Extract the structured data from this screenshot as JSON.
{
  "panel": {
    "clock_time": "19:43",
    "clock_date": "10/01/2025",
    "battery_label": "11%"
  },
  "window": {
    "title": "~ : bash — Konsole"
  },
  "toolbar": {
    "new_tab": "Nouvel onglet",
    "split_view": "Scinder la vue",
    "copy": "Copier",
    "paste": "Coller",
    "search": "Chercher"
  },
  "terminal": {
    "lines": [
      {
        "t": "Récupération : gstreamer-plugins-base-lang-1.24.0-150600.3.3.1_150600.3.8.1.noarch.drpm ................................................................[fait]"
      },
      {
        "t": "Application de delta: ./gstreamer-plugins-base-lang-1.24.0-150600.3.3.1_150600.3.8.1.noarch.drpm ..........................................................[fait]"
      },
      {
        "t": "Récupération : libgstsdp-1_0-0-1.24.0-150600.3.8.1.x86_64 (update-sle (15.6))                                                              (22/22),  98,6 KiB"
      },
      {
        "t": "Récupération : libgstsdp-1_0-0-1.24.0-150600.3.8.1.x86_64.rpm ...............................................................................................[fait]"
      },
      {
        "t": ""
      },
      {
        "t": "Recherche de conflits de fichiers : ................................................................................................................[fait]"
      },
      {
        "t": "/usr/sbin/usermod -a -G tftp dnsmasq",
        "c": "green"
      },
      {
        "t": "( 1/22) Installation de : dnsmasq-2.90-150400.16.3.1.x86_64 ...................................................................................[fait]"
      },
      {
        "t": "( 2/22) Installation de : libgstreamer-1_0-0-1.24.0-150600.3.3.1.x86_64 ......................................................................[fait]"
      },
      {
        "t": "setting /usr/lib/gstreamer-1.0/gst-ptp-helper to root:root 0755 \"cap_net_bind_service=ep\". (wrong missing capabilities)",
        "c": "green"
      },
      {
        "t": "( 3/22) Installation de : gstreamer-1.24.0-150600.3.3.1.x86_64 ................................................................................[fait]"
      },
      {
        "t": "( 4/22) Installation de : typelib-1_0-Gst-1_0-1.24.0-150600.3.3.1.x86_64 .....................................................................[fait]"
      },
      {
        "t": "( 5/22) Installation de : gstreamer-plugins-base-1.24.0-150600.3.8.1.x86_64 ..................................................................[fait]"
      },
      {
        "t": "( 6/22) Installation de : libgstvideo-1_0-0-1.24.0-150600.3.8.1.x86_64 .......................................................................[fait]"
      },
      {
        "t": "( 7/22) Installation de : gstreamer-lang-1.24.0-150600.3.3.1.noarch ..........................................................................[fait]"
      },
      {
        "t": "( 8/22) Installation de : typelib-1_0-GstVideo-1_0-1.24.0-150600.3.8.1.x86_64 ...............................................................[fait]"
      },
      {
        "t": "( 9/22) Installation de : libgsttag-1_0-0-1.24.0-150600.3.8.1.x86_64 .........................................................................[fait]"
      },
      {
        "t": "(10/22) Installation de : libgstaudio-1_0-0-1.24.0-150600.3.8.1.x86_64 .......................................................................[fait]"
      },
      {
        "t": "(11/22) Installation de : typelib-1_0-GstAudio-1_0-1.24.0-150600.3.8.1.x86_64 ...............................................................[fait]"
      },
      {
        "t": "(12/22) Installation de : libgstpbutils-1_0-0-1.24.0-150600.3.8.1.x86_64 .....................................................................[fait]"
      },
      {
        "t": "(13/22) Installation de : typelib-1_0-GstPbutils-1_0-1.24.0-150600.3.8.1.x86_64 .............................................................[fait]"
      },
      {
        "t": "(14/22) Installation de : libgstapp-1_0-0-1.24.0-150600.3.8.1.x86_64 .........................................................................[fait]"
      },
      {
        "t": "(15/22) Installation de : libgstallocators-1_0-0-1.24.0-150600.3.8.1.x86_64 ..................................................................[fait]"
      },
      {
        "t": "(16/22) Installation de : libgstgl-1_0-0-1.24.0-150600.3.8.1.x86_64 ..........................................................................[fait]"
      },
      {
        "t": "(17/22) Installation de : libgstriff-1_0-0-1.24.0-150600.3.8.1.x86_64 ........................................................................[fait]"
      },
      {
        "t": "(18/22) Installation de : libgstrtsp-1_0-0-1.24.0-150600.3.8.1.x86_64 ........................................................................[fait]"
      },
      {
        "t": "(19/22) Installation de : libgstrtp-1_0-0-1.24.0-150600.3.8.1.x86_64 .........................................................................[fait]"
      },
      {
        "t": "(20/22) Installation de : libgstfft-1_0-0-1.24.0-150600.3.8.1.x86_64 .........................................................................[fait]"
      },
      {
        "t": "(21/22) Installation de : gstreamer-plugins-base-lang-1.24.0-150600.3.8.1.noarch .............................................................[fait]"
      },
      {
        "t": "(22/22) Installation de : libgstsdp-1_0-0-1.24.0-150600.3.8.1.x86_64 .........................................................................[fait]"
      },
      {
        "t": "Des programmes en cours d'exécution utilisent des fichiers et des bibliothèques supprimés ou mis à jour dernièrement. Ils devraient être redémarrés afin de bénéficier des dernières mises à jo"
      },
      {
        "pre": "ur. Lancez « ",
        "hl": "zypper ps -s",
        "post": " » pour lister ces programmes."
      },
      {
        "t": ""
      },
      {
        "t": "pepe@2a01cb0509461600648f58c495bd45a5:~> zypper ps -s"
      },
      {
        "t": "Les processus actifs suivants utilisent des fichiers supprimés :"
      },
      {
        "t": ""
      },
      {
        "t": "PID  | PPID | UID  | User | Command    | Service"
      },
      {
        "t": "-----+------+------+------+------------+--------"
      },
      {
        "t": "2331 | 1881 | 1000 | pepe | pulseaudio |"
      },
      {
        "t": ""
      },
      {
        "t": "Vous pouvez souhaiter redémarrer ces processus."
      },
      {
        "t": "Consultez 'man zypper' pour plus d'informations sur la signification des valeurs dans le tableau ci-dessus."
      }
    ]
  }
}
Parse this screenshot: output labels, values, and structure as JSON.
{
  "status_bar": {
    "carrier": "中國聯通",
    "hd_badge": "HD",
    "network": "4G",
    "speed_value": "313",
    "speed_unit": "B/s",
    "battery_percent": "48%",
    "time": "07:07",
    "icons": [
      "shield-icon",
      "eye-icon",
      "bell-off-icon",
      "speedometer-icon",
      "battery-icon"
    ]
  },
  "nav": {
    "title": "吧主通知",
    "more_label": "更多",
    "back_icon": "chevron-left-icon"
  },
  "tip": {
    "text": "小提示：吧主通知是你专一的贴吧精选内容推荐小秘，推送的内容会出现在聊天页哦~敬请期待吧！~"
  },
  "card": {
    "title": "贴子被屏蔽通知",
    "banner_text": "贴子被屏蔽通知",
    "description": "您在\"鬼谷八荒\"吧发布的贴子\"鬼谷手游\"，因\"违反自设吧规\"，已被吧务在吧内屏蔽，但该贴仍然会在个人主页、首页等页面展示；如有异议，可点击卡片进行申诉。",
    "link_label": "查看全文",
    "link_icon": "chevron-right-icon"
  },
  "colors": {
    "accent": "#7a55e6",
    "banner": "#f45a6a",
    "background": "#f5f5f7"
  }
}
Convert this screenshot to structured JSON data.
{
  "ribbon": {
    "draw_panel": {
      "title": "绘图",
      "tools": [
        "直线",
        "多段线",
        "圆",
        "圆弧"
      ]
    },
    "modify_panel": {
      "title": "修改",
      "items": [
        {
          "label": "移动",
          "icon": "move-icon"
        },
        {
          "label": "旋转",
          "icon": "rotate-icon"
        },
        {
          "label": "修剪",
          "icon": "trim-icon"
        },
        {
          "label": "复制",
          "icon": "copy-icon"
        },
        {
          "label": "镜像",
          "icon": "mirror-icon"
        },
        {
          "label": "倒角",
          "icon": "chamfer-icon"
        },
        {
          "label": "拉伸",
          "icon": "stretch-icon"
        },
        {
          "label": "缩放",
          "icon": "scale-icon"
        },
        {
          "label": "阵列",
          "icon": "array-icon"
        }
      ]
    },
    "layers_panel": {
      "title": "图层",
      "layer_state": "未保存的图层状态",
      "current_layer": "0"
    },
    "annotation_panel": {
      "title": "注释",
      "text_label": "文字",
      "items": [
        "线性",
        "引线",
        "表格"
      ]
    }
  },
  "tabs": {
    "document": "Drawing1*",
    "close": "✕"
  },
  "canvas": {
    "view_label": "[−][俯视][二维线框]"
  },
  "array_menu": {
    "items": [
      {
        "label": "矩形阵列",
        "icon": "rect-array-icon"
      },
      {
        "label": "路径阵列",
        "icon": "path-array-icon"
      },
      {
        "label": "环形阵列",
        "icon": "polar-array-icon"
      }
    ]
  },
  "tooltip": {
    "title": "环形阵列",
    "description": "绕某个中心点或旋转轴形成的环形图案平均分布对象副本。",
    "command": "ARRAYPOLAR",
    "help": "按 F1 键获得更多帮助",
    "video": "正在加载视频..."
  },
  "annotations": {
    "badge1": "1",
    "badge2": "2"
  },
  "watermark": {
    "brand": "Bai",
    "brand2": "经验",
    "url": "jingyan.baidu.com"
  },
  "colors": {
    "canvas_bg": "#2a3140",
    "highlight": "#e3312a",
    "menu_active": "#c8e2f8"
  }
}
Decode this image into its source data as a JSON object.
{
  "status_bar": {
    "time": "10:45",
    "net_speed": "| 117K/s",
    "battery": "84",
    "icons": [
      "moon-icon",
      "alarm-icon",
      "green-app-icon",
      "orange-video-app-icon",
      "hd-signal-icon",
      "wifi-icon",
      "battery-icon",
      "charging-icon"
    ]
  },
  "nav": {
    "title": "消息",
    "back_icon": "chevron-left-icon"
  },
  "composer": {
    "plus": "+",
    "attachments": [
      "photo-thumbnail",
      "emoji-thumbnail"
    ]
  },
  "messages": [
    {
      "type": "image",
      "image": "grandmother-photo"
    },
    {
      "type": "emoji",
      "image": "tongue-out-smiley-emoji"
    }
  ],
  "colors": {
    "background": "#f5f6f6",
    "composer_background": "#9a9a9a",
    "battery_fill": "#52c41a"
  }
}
···
Look through the entries above. Extract each line with the word "programmes".

        "t": "Des programmes en cours d'exécution utilisent des fichiers et des bibliothèques supprimés ou mis à jour dernièrement. Ils devraient être redémarrés afin de bénéficier des dernières mises à jo"
        "post": " » pour lister ces programmes."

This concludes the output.